-- DOCUMENT PASSAGE --

This is a question I've had in a while. I usually cache alone about 95% of the time. Sure I protect myself from the elements with boots and bug spray and sun screen.

 

Since I cache alone I don't usually venture out that far in secluded areas. ie forests and stuff.

 

I live in Texas where open carry is legal. I have a long gun and I've been wanting to take it with me while caching in the forests (of course no public or national parks). 

It should be legal and of course I don't want to alarm other people b/c of Hiking Trails are a mile from the cache zone.

 

What are your opinions on this topic and do you carry any sort of protection on secluded areas?

-- Entries taken from a collection --

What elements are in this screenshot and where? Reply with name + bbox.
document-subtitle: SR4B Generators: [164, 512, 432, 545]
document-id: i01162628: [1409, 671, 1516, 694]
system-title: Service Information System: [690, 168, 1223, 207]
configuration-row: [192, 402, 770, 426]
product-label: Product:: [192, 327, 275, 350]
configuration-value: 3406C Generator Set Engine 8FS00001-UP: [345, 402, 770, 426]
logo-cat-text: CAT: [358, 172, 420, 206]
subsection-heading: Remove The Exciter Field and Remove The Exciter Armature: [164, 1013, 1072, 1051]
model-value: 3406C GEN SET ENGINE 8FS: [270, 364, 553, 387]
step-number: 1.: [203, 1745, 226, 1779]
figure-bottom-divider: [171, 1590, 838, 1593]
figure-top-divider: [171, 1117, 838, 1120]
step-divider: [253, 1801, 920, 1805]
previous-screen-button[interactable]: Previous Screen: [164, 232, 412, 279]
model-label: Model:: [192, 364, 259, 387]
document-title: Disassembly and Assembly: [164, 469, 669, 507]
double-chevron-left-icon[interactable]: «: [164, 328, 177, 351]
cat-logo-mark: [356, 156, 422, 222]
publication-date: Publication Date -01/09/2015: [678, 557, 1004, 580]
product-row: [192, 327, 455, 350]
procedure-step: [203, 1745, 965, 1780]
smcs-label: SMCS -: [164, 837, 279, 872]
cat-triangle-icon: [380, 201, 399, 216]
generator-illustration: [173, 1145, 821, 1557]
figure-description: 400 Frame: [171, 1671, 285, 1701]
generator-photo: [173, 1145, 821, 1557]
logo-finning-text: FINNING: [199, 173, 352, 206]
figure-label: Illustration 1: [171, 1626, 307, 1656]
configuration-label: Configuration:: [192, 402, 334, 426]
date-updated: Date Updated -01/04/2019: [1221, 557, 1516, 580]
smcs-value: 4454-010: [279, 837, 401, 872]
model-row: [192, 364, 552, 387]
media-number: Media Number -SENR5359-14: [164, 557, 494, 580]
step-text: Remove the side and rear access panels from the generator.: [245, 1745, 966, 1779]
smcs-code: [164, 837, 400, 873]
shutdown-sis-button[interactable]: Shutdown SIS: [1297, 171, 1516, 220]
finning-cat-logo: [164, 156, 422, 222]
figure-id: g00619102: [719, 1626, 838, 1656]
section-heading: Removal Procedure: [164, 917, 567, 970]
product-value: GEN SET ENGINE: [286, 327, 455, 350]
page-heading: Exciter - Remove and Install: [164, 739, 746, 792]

-- REQUIRED TASKS --
• a. According to the geocaching post, about what share of the time does the writer cache alone?
• b. Reproduce the geocaching post word for word, starting at "This is a question" and ending at "or national parks).".

-- SOLUTIONS PER TASK --
• a. About 95% of the time.

• b.
This is a question I've had in a while. I usually cache alone about 95% of the time. Sure I protect myself from the elements with boots and bug spray and sun screen.

 

Since I cache alone I don't usually venture out that far in secluded areas. ie forests and stuff.

 

I live in Texas where open carry is legal. I have a long gun and I've been wanting to take it with me while caching in the forests (of course no public or national parks).